#### [INFORMATION GIVEN]
━━━━━━━━━━
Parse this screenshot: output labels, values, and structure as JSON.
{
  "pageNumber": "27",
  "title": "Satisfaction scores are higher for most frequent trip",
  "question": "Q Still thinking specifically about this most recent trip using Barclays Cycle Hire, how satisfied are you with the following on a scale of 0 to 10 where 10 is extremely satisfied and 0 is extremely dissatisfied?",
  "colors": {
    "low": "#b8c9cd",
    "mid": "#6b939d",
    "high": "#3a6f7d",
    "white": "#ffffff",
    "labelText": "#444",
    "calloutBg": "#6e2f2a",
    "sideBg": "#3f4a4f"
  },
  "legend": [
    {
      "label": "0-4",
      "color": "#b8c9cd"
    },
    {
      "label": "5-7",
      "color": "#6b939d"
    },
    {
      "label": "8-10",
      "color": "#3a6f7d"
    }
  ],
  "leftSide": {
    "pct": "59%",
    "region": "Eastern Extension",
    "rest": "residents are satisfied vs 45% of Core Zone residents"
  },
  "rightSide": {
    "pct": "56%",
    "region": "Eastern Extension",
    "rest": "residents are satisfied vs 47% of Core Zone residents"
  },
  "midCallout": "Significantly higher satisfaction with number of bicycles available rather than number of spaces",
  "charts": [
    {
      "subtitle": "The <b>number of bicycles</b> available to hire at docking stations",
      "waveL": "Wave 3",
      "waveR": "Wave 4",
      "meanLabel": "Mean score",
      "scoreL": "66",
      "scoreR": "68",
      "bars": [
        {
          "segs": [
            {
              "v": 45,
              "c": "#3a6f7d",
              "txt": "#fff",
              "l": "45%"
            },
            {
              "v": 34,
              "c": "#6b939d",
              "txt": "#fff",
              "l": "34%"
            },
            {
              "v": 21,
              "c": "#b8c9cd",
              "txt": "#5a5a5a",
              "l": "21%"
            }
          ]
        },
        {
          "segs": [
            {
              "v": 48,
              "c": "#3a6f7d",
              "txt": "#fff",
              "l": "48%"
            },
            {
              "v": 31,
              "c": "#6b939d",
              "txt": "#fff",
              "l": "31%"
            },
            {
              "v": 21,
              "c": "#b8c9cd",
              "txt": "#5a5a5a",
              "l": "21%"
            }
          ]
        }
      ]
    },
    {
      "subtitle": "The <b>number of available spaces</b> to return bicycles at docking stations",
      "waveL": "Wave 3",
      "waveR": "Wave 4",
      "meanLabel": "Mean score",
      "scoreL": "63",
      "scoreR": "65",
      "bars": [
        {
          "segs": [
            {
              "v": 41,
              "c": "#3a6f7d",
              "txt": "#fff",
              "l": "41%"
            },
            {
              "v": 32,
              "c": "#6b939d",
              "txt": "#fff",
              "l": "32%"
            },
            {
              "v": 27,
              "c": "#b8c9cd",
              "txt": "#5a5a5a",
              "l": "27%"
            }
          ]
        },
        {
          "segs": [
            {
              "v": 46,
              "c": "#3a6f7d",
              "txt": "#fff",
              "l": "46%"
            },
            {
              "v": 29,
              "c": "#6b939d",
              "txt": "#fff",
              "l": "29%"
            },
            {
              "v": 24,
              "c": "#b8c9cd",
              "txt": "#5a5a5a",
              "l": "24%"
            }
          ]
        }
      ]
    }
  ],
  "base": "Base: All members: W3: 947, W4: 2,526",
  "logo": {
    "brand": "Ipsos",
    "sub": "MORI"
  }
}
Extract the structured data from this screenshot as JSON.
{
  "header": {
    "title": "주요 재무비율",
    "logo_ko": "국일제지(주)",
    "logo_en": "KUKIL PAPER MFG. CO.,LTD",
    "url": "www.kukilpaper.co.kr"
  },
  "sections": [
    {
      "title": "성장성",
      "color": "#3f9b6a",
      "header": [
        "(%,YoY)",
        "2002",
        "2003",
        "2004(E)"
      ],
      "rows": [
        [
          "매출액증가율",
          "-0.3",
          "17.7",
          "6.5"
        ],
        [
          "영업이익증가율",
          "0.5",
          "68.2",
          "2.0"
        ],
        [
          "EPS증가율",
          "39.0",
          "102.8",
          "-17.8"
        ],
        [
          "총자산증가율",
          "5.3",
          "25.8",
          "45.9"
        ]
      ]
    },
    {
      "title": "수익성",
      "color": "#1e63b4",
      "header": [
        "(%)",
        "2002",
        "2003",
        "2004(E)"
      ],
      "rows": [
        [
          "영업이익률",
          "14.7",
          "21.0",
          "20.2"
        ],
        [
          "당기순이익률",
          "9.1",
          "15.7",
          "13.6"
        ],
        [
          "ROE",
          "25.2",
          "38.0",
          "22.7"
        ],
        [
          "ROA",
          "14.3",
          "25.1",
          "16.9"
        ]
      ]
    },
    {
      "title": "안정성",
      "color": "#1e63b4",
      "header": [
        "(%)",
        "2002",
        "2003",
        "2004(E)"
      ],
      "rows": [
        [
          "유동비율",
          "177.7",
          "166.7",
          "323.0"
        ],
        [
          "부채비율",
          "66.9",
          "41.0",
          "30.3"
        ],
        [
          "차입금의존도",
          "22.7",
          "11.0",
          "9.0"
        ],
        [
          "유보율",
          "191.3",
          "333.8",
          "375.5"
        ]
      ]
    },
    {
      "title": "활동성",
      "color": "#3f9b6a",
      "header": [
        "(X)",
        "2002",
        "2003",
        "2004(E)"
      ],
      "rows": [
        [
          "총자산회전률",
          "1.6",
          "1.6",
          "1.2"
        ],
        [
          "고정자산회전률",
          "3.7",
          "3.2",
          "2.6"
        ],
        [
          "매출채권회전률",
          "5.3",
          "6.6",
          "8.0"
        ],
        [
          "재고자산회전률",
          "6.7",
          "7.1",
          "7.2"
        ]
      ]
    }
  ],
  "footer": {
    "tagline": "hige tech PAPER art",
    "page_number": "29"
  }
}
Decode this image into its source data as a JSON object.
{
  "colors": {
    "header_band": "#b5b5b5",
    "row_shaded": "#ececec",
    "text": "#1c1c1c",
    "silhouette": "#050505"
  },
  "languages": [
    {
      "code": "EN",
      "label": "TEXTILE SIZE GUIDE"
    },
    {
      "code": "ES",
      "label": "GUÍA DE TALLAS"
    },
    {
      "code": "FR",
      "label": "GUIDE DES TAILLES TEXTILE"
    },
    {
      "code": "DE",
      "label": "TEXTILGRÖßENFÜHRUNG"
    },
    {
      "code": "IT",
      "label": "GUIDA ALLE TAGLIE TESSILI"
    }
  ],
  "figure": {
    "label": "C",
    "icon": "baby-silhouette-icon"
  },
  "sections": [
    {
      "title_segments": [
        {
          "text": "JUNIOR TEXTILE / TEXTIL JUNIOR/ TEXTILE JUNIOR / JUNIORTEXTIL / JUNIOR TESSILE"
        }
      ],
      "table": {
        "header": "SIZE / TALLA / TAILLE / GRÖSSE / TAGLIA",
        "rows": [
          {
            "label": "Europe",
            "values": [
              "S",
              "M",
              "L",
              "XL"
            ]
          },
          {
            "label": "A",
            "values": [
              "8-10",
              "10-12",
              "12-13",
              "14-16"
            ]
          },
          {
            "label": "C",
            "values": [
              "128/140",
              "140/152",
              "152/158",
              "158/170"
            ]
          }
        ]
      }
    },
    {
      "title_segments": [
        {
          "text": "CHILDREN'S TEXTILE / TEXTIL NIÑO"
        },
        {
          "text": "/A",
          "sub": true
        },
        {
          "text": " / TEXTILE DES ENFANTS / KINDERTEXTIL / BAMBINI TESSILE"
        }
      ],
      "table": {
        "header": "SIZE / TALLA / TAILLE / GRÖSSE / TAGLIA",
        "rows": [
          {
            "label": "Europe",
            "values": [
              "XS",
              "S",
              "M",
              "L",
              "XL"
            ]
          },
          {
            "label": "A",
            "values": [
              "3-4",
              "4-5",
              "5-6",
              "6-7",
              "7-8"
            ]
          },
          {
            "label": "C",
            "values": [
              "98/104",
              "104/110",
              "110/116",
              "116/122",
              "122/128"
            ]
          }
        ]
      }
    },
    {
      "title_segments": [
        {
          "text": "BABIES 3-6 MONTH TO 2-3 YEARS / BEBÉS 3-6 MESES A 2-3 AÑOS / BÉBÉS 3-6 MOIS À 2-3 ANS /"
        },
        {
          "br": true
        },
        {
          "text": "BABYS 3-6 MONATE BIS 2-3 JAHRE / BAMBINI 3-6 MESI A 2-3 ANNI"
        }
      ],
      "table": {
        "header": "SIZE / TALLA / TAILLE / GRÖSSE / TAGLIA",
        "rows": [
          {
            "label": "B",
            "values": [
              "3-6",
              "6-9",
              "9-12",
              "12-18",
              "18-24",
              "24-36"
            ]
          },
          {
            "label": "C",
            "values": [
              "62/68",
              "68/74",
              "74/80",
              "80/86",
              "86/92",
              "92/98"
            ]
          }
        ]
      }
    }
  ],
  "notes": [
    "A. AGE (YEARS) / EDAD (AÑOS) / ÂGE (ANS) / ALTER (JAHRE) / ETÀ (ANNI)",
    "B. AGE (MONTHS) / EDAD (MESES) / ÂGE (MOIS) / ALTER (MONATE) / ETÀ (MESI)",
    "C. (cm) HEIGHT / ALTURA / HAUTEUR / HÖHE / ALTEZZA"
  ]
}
━━━━━━━━━━
#### [GOAL]
From the listing above, pick out each line where the word "higher" appears.

#### [TASK OUTPUT]
  "title": "Satisfaction scores are higher for most frequent trip",
  "midCallout": "Significantly higher satisfaction with number of bicycles available rather than number of spaces",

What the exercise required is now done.